Lines of data:
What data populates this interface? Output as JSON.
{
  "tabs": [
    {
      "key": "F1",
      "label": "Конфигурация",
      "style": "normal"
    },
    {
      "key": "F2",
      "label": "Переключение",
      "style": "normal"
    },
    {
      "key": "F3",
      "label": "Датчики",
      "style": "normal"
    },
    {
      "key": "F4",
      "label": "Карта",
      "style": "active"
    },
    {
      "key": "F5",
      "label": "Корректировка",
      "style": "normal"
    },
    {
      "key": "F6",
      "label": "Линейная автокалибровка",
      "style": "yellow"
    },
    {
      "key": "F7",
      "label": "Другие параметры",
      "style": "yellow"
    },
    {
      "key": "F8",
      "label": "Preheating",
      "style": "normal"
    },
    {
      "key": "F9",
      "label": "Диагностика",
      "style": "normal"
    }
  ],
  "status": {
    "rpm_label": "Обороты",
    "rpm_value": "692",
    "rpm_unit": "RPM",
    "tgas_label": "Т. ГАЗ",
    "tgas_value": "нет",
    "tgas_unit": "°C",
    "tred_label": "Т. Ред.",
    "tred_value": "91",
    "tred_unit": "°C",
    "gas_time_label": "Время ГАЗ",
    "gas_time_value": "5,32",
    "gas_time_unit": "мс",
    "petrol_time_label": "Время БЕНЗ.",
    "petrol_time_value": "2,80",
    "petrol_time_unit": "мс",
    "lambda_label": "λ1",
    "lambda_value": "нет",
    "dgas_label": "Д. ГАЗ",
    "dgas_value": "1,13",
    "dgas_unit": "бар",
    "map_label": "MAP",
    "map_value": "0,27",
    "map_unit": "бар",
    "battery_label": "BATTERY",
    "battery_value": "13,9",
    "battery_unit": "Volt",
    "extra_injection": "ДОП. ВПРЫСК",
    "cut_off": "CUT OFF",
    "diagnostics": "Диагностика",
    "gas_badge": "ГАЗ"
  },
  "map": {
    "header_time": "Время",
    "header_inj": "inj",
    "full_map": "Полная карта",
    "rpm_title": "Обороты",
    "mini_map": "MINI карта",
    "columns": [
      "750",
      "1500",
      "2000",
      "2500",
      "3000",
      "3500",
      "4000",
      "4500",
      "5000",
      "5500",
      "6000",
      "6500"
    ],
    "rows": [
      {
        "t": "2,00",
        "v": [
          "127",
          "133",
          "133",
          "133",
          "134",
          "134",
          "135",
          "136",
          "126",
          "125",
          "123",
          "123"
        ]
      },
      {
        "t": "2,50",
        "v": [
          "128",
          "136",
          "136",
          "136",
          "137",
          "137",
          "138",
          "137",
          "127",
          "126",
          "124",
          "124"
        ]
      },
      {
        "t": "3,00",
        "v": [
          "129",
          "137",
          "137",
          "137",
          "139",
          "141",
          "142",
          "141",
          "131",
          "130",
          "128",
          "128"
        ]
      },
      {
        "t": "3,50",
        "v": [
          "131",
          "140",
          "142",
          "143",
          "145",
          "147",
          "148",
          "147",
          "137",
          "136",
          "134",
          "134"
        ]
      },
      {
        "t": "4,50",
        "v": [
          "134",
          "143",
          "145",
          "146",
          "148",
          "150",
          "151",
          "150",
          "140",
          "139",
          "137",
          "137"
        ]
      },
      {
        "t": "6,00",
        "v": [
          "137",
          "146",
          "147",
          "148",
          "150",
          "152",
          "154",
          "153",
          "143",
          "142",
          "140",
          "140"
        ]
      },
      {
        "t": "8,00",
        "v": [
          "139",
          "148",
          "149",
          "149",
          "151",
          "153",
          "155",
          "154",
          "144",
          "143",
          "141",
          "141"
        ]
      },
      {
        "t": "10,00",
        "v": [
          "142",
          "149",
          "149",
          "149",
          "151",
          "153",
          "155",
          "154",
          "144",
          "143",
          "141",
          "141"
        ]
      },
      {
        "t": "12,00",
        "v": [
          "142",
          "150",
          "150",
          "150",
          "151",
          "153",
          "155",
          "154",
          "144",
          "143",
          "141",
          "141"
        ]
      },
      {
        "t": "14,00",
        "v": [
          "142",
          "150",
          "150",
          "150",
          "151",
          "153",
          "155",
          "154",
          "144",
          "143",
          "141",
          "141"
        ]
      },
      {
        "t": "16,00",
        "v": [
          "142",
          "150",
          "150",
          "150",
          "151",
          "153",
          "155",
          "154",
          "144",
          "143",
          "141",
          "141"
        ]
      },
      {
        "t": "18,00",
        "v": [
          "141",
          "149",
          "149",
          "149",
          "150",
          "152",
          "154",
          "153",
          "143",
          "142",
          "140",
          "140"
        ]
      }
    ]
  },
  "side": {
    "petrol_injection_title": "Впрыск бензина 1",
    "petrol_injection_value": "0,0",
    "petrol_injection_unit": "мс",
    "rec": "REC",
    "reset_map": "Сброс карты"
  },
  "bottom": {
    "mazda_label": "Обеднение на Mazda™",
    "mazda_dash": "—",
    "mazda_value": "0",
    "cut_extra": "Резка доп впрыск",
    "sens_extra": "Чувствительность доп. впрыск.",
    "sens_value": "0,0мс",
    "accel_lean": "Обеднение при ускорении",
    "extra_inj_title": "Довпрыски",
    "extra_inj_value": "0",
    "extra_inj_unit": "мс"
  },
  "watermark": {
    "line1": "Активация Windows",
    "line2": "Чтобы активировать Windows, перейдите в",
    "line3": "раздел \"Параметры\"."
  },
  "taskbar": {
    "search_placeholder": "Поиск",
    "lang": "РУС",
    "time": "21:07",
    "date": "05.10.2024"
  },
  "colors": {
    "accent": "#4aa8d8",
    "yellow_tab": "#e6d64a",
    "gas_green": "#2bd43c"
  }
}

What the exercise asks: Write out the full listing, keeping every line exactly as it is.

The solution:
What data populates this interface? Output as JSON.
{
  "tabs": [
    {
      "key": "F1",
      "label": "Конфигурация",
      "style": "normal"
    },
    {
      "key": "F2",
      "label": "Переключение",
      "style": "normal"
    },
    {
      "key": "F3",
      "label": "Датчики",
      "style": "normal"
    },
    {
      "key": "F4",
      "label": "Карта",
      "style": "active"
    },
    {
      "key": "F5",
      "label": "Корректировка",
      "style": "normal"
    },
    {
      "key": "F6",
      "label": "Линейная автокалибровка",
      "style": "yellow"
    },
    {
      "key": "F7",
      "label": "Другие параметры",
      "style": "yellow"
    },
    {
      "key": "F8",
      "label": "Preheating",
      "style": "normal"
    },
    {
      "key": "F9",
      "label": "Диагностика",
      "style": "normal"
    }
  ],
  "status": {
    "rpm_label": "Обороты",
    "rpm_value": "692",
    "rpm_unit": "RPM",
    "tgas_label": "Т. ГАЗ",
    "tgas_value": "нет",
    "tgas_unit": "°C",
    "tred_label": "Т. Ред.",
    "tred_value": "91",
    "tred_unit": "°C",
    "gas_time_label": "Время ГАЗ",
    "gas_time_value": "5,32",
    "gas_time_unit": "мс",
    "petrol_time_label": "Время БЕНЗ.",
    "petrol_time_value": "2,80",
    "petrol_time_unit": "мс",
    "lambda_label": "λ1",
    "lambda_value": "нет",
    "dgas_label": "Д. ГАЗ",
    "dgas_value": "1,13",
    "dgas_unit": "бар",
    "map_label": "MAP",
    "map_value": "0,27",
    "map_unit": "бар",
    "battery_label": "BATTERY",
    "battery_value": "13,9",
    "battery_unit": "Volt",
    "extra_injection": "ДОП. ВПРЫСК",
    "cut_off": "CUT OFF",
    "diagnostics": "Диагностика",
    "gas_badge": "ГАЗ"
  },
  "map": {
    "header_time": "Время",
    "header_inj": "inj",
    "full_map": "Полная карта",
    "rpm_title": "Обороты",
    "mini_map": "MINI карта",
    "columns": [
      "750",
      "1500",
      "2000",
      "2500",
      "3000",
      "3500",
      "4000",
      "4500",
      "5000",
      "5500",
      "6000",
      "6500"
    ],
    "rows": [
      {
        "t": "2,00",
        "v": [
          "127",
          "133",
          "133",
          "133",
          "134",
          "134",
          "135",
          "136",
          "126",
          "125",
          "123",
          "123"
        ]
      },
      {
        "t": "2,50",
        "v": [
          "128",
          "136",
          "136",
          "136",
          "137",
          "137",
          "138",
          "137",
          "127",
          "126",
          "124",
          "124"
        ]
      },
      {
        "t": "3,00",
        "v": [
          "129",
          "137",
          "137",
          "137",
          "139",
          "141",
          "142",
          "141",
          "131",
          "130",
          "128",
          "128"
        ]
      },
      {
        "t": "3,50",
        "v": [
          "131",
          "140",
          "142",
          "143",
          "145",
          "147",
          "148",
          "147",
          "137",
          "136",
          "134",
          "134"
        ]
      },
      {
        "t": "4,50",
        "v": [
          "134",
          "143",
          "145",
          "146",
          "148",
          "150",
          "151",
          "150",
          "140",
          "139",
          "137",
          "137"
        ]
      },
      {
        "t": "6,00",
        "v": [
          "137",
          "146",
          "147",
          "148",
          "150",
          "152",
          "154",
          "153",
          "143",
          "142",
          "140",
          "140"
        ]
      },
      {
        "t": "8,00",
        "v": [
          "139",
          "148",
          "149",
          "149",
          "151",
          "153",
          "155",
          "154",
          "144",
          "143",
          "141",
          "141"
        ]
      },
      {
        "t": "10,00",
        "v": [
          "142",
          "149",
          "149",
          "149",
          "151",
          "153",
          "155",
          "154",
          "144",
          "143",
          "141",
          "141"
        ]
      },
      {
        "t": "12,00",
        "v": [
          "142",
          "150",
          "150",
          "150",
          "151",
          "153",
          "155",
          "154",
          "144",
          "143",
          "141",
          "141"
        ]
      },
      {
        "t": "14,00",
        "v": [
          "142",
          "150",
          "150",
          "150",
          "151",
          "153",
          "155",
          "154",
          "144",
          "143",
          "141",
          "141"
        ]
      },
      {
        "t": "16,00",
        "v": [
          "142",
          "150",
          "150",
          "150",
          "151",
          "153",
          "155",
          "154",
          "144",
          "143",
          "141",
          "141"
        ]
      },
      {
        "t": "18,00",
        "v": [
          "141",
          "149",
          "149",
          "149",
          "150",
          "152",
          "154",
          "153",
          "143",
          "142",
          "140",
          "140"
        ]
      }
    ]
  },
  "side": {
    "petrol_injection_title": "Впрыск бензина 1",
    "petrol_injection_value": "0,0",
    "petrol_injection_unit": "мс",
    "rec": "REC",
    "reset_map": "Сброс карты"
  },
  "bottom": {
    "mazda_label": "Обеднение на Mazda™",
    "mazda_dash": "—",
    "mazda_value": "0",
    "cut_extra": "Резка доп впрыск",
    "sens_extra": "Чувствительность доп. впрыск.",
    "sens_value": "0,0мс",
    "accel_lean": "Обеднение при ускорении",
    "extra_inj_title": "Довпрыски",
    "extra_inj_value": "0",
    "extra_inj_unit": "мс"
  },
  "watermark": {
    "line1": "Активация Windows",
    "line2": "Чтобы активировать Windows, перейдите в",
    "line3": "раздел \"Параметры\"."
  },
  "taskbar": {
    "search_placeholder": "Поиск",
    "lang": "РУС",
    "time": "21:07",
    "date": "05.10.2024"
  },
  "colors": {
    "accent": "#4aa8d8",
    "yellow_tab": "#e6d64a",
    "gas_green": "#2bd43c"
  }
}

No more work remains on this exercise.